### [What the task requires]
Go through the entries below and count the lines holding the word "Integrated". Reply with only the number, please.

[Items from a dataset]
===
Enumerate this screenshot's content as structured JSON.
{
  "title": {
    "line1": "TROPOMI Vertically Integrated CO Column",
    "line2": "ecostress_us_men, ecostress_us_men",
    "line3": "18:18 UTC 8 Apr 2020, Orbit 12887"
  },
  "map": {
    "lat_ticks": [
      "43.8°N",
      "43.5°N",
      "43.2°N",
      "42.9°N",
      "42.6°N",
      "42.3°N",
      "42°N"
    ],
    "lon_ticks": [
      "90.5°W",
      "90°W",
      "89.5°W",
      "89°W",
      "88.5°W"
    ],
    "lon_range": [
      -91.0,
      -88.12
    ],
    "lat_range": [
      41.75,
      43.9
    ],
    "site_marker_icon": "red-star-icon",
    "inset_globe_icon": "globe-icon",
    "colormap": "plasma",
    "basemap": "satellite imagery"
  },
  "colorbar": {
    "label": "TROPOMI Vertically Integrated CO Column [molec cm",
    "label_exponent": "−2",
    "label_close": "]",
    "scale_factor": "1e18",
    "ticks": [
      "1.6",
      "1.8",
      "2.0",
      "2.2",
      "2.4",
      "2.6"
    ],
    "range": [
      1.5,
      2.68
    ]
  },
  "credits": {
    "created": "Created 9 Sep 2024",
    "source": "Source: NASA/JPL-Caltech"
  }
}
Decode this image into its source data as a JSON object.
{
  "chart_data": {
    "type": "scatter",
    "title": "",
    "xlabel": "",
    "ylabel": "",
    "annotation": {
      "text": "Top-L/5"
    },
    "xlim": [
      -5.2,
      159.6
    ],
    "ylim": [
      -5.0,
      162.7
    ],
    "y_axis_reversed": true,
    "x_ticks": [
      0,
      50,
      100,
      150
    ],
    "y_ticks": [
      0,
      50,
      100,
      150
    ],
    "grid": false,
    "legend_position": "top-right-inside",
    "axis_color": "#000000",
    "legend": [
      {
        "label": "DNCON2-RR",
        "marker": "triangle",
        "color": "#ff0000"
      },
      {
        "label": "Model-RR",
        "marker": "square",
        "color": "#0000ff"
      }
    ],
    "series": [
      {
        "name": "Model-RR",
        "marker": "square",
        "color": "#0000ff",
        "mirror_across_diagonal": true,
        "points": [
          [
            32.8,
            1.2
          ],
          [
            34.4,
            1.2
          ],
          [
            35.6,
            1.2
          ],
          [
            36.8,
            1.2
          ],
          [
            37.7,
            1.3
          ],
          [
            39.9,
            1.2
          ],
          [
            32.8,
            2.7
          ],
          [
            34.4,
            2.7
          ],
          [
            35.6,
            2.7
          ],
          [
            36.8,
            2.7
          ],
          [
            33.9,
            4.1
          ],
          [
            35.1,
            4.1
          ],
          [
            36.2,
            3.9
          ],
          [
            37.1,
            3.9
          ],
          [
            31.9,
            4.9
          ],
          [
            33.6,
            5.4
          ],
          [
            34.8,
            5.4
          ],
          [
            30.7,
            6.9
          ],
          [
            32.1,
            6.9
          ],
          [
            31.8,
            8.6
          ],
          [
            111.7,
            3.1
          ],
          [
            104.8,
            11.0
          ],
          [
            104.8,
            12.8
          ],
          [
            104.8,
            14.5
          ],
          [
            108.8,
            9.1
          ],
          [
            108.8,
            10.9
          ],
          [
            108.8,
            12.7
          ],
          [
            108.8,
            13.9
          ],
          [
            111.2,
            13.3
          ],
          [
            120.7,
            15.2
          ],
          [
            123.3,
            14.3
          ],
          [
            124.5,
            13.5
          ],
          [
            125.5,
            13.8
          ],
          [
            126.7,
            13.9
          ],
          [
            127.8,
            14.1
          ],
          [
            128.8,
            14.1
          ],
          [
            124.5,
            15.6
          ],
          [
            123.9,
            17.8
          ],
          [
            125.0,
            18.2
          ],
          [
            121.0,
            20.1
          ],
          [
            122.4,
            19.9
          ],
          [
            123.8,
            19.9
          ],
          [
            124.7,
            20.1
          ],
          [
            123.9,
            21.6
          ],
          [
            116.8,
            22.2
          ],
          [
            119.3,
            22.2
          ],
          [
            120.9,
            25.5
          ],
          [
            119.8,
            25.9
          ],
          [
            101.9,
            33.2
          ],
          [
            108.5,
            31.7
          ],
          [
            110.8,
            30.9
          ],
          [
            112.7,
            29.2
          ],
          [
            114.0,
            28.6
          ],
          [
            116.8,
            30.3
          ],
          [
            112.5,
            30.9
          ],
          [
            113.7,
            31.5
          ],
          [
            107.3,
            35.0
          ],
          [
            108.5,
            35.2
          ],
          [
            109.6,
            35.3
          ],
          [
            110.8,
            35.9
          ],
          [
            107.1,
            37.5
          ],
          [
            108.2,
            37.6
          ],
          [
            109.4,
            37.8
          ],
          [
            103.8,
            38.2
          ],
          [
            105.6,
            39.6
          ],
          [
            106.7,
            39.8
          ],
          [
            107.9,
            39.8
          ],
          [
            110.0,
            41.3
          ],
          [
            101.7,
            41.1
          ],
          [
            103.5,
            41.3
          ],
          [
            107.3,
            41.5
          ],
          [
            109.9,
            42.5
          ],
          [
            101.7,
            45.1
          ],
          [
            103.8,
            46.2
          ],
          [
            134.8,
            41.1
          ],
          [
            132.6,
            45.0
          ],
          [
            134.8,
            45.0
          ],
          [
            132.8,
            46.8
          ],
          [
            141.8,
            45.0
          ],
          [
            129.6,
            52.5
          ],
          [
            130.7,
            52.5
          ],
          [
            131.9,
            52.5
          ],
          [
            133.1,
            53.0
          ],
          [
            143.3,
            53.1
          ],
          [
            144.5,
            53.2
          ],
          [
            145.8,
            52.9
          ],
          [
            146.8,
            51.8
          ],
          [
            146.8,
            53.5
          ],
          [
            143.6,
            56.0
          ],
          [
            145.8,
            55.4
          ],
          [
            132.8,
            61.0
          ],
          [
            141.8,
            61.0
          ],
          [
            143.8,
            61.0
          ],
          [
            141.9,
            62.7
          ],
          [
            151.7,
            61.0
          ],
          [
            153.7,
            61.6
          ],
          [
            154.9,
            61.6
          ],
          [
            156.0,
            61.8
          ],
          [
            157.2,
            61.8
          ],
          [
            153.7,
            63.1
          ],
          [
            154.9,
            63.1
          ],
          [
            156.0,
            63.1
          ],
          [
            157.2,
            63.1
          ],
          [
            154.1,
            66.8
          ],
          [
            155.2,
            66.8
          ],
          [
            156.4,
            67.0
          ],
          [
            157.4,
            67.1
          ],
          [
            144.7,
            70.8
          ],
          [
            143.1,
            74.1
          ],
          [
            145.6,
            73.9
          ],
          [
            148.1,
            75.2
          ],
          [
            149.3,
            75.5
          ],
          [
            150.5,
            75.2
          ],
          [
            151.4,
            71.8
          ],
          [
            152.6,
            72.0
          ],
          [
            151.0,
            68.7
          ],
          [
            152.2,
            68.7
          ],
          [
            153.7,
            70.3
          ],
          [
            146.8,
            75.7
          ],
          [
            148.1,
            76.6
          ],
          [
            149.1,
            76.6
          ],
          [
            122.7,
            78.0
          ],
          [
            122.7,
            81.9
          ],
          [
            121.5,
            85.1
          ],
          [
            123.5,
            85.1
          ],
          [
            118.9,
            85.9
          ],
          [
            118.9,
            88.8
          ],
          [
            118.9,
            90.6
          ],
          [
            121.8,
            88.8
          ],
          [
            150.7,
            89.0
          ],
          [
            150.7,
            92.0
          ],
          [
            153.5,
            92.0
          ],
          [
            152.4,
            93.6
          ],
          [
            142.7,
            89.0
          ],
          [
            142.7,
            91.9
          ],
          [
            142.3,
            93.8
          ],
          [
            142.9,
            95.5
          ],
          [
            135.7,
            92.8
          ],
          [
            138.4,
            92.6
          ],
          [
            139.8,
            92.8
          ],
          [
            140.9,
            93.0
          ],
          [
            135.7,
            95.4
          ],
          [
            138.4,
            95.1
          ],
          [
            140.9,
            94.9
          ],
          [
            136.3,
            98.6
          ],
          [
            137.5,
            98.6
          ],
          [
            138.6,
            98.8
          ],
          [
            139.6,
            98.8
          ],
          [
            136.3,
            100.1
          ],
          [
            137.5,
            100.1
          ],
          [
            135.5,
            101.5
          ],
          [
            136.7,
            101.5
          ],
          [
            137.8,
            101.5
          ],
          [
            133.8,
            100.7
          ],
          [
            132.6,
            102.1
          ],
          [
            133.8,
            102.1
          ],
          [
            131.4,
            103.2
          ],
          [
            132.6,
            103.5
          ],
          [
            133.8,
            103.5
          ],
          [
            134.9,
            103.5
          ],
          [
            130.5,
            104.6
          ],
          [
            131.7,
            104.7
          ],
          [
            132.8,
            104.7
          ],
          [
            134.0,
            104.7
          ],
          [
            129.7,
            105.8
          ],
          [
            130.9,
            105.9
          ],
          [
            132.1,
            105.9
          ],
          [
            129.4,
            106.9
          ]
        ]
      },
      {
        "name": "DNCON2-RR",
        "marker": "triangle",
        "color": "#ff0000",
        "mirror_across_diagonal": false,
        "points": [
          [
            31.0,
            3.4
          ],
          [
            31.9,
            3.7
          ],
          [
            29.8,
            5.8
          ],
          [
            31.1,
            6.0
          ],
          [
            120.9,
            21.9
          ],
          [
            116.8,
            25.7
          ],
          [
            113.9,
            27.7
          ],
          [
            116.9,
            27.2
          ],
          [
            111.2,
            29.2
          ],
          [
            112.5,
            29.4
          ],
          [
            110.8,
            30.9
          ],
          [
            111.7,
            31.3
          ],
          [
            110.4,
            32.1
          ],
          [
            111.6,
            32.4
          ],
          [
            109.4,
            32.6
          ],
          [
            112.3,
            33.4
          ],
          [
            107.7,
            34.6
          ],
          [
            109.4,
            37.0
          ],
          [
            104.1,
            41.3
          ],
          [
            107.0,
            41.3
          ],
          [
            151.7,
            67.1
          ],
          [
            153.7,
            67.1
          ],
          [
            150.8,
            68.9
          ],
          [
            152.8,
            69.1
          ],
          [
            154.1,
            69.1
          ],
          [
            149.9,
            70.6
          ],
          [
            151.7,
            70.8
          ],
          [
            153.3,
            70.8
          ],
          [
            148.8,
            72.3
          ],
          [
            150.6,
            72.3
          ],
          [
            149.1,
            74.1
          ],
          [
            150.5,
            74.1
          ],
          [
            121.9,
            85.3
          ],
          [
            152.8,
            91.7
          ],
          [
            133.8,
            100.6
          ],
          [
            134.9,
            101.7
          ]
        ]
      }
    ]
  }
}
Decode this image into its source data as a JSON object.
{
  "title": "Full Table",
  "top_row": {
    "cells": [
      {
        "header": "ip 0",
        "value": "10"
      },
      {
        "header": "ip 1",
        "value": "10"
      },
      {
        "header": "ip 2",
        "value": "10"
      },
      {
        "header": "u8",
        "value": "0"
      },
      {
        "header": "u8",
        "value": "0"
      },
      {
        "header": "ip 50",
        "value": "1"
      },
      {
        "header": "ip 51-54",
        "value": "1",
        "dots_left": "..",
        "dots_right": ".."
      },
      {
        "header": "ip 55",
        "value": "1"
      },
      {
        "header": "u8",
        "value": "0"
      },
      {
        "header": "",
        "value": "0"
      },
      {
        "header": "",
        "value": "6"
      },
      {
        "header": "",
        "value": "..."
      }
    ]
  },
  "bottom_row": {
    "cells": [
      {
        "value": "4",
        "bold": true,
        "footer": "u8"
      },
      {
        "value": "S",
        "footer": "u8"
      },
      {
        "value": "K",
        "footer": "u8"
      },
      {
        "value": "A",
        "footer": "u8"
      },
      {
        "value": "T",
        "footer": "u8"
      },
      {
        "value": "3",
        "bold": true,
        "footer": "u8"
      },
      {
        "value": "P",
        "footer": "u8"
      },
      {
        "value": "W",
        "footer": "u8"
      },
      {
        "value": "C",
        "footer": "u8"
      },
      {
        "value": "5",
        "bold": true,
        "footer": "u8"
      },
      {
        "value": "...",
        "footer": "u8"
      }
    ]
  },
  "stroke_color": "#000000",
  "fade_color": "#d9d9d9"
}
===
### [Solved problem]
2